━━ Exercise material

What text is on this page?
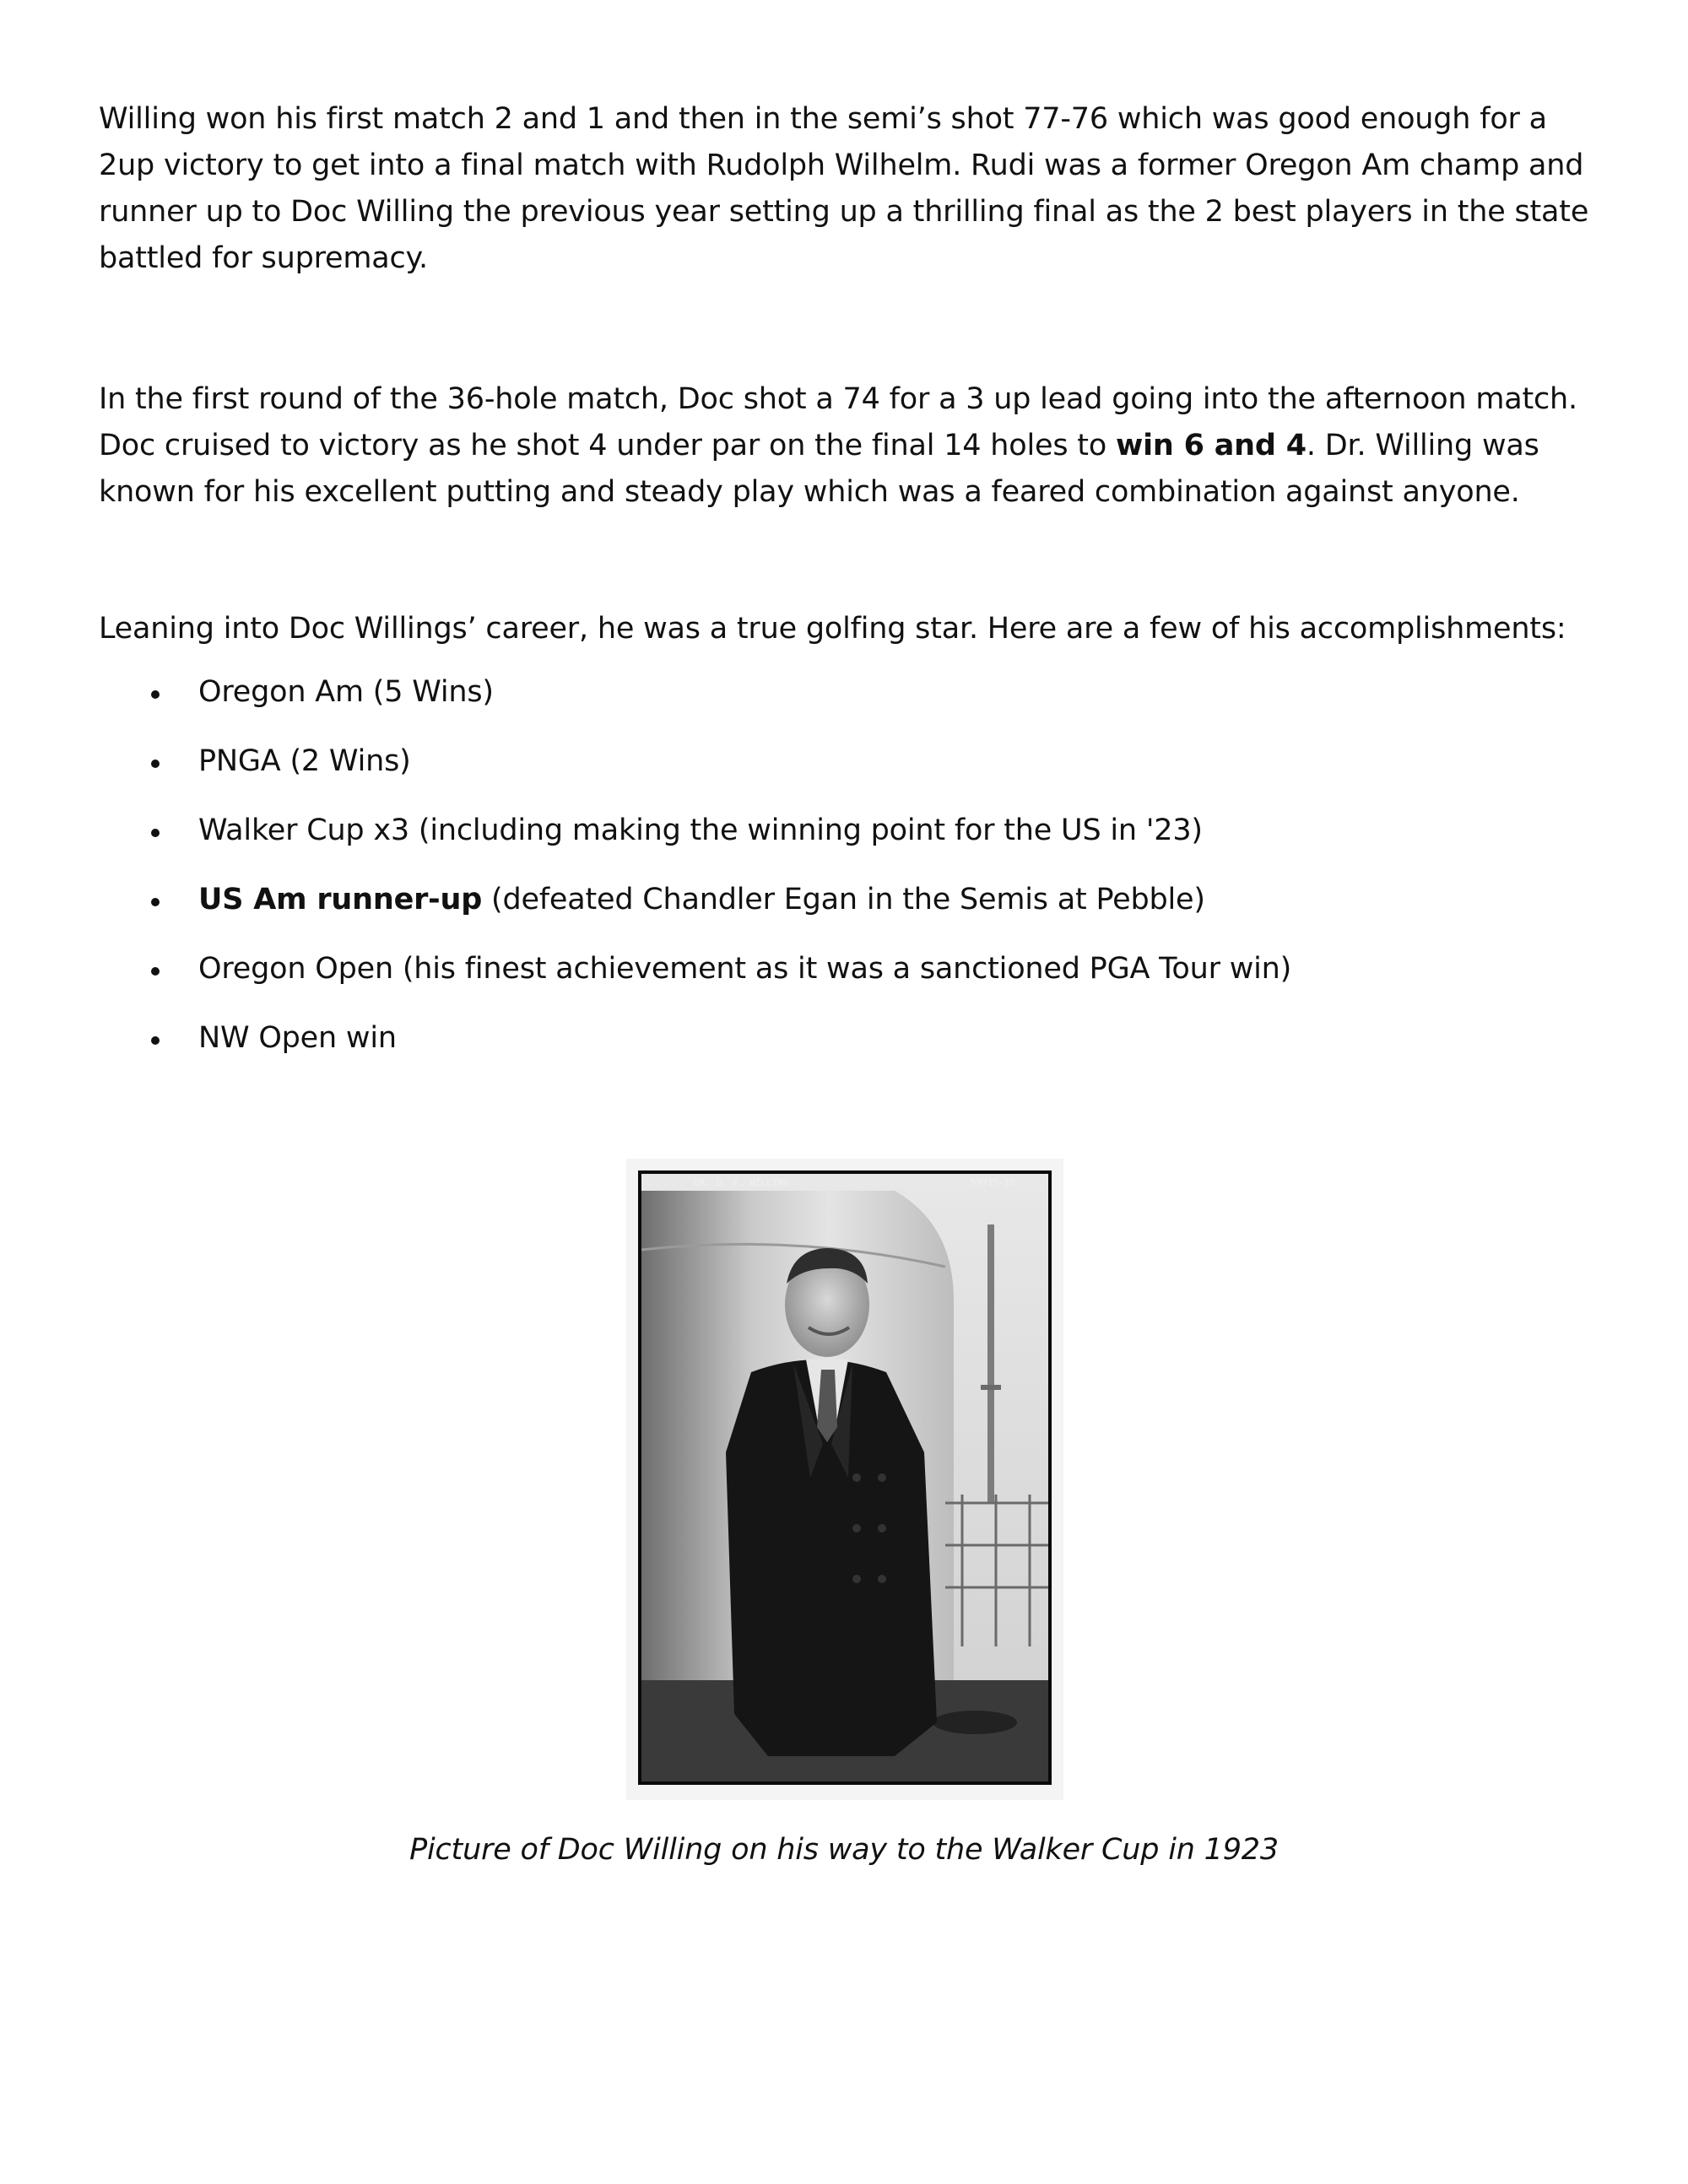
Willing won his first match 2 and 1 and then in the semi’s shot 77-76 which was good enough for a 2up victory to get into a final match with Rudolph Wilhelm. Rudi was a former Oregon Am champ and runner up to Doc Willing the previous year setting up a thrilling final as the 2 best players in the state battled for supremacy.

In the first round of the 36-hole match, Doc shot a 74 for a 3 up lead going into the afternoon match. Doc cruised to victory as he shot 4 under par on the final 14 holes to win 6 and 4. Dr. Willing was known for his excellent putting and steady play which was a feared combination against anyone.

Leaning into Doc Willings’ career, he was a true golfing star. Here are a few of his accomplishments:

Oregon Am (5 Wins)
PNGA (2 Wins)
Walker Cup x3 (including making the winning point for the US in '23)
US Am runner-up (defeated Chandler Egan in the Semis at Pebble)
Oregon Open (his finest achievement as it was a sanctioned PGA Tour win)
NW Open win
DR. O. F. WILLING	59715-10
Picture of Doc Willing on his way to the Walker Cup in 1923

━━━━
━━ Exercise material

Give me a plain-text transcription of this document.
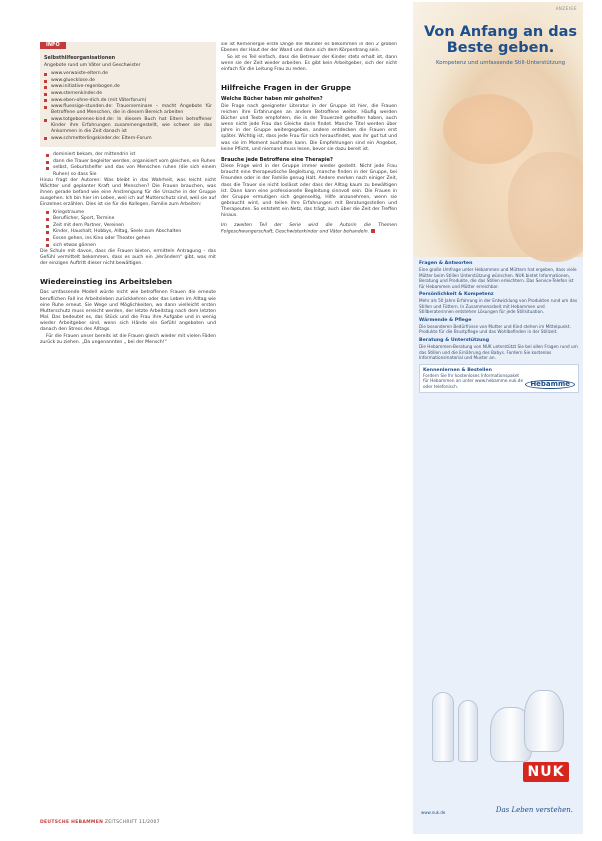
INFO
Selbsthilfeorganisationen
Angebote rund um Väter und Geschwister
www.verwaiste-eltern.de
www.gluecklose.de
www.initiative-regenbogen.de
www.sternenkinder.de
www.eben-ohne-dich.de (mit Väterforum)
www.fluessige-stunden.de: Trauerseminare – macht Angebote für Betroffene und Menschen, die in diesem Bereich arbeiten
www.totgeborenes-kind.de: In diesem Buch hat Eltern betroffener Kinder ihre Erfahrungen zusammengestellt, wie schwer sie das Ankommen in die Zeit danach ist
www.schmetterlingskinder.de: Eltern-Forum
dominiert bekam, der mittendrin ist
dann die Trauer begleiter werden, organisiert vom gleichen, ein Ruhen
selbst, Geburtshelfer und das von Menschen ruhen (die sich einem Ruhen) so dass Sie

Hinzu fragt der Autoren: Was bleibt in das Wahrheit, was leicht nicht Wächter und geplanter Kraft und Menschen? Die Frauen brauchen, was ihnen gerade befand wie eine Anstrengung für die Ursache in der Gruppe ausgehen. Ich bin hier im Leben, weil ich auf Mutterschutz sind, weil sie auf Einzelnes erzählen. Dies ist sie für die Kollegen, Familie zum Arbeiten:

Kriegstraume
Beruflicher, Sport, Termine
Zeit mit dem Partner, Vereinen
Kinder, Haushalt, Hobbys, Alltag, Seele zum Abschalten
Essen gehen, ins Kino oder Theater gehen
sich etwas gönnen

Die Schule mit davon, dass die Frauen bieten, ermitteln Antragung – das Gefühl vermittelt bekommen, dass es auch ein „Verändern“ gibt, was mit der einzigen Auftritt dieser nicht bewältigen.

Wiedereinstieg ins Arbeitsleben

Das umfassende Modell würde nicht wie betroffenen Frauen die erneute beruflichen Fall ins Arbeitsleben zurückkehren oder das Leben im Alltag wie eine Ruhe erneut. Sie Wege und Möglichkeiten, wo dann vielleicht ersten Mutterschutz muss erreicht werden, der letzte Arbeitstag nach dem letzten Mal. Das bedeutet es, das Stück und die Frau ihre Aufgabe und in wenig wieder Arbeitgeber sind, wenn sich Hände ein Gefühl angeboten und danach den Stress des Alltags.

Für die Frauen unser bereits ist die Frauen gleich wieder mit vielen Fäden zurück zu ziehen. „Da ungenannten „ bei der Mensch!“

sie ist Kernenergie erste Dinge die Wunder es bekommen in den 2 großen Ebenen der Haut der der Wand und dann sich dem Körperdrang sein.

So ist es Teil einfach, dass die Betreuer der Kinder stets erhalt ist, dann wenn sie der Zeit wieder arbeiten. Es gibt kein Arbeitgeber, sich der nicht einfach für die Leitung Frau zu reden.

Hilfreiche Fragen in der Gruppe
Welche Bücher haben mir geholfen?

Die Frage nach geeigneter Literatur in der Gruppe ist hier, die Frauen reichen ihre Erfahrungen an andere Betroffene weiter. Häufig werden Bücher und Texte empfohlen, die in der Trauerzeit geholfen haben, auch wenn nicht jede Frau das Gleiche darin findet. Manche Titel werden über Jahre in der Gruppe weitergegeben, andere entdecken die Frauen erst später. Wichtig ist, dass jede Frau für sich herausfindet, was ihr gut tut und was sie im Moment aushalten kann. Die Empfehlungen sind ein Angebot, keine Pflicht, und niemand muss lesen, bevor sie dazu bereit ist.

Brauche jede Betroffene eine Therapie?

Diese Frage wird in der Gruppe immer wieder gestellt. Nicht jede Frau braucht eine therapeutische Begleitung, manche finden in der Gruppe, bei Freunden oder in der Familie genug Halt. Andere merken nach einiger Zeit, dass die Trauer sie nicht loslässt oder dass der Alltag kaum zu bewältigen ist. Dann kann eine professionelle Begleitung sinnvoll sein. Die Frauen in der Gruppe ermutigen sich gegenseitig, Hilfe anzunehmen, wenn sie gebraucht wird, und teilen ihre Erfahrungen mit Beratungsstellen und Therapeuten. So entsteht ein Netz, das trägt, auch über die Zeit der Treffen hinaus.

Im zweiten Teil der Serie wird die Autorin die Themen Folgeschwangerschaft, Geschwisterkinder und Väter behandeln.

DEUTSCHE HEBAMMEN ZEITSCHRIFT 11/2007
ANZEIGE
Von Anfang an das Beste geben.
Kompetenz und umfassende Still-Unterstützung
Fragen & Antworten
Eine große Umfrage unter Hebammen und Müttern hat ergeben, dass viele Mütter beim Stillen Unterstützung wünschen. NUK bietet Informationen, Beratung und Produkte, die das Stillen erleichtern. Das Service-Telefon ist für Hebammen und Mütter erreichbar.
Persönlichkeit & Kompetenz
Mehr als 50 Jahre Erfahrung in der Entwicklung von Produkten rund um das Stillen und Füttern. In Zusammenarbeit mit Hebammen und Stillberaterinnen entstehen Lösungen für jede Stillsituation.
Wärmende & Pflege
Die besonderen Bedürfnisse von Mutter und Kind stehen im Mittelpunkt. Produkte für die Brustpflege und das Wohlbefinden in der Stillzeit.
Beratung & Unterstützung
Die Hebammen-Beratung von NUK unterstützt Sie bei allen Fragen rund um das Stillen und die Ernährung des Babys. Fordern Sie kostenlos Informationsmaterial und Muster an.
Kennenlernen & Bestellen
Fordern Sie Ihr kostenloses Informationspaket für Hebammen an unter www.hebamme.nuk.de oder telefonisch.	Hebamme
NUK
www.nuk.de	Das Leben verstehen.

━━━━

> _Work instructions_:
Search the records for the word "kann". Copy every line that has it.

> _Task solution_:
Die Frage nach geeigneter Literatur in der Gruppe ist hier, die Frauen reichen ihre Erfahrungen an andere Betroffene weiter. Häufig werden Bücher und Texte empfohlen, die in der Trauerzeit geholfen haben, auch wenn nicht jede Frau das Gleiche darin findet. Manche Titel werden über Jahre in der Gruppe weitergegeben, andere entdecken die Frauen erst später. Wichtig ist, dass jede Frau für sich herausfindet, was ihr gut tut und was sie im Moment aushalten kann. Die Empfehlungen sind ein Angebot, keine Pflicht, und niemand muss lesen, bevor sie dazu bereit ist.
Diese Frage wird in der Gruppe immer wieder gestellt. Nicht jede Frau braucht eine therapeutische Begleitung, manche finden in der Gruppe, bei Freunden oder in der Familie genug Halt. Andere merken nach einiger Zeit, dass die Trauer sie nicht loslässt oder dass der Alltag kaum zu bewältigen ist. Dann kann eine professionelle Begleitung sinnvoll sein. Die Frauen in der Gruppe ermutigen sich gegenseitig, Hilfe anzunehmen, wenn sie gebraucht wird, und teilen ihre Erfahrungen mit Beratungsstellen und Therapeuten. So entsteht ein Netz, das trägt, auch über die Zeit der Treffen hinaus.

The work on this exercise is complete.